WHAT YOU WILL DO:
How many lines in the records below contain the word "name"? Give only the number.

• • • • •

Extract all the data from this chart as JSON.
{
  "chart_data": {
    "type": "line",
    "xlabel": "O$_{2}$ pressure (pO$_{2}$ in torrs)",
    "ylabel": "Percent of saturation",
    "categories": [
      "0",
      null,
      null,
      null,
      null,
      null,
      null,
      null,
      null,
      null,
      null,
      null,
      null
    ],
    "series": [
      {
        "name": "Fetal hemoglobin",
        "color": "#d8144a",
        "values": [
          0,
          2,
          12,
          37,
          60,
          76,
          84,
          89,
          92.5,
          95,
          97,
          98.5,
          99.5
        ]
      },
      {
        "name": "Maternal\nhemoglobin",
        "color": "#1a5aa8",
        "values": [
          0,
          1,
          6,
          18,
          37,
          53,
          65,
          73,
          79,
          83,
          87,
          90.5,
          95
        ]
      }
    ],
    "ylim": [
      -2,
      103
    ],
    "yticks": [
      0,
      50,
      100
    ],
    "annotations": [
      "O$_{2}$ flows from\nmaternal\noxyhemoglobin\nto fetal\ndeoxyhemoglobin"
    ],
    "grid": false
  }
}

• • • • •

ANSWER TO THE EXERCISE:
2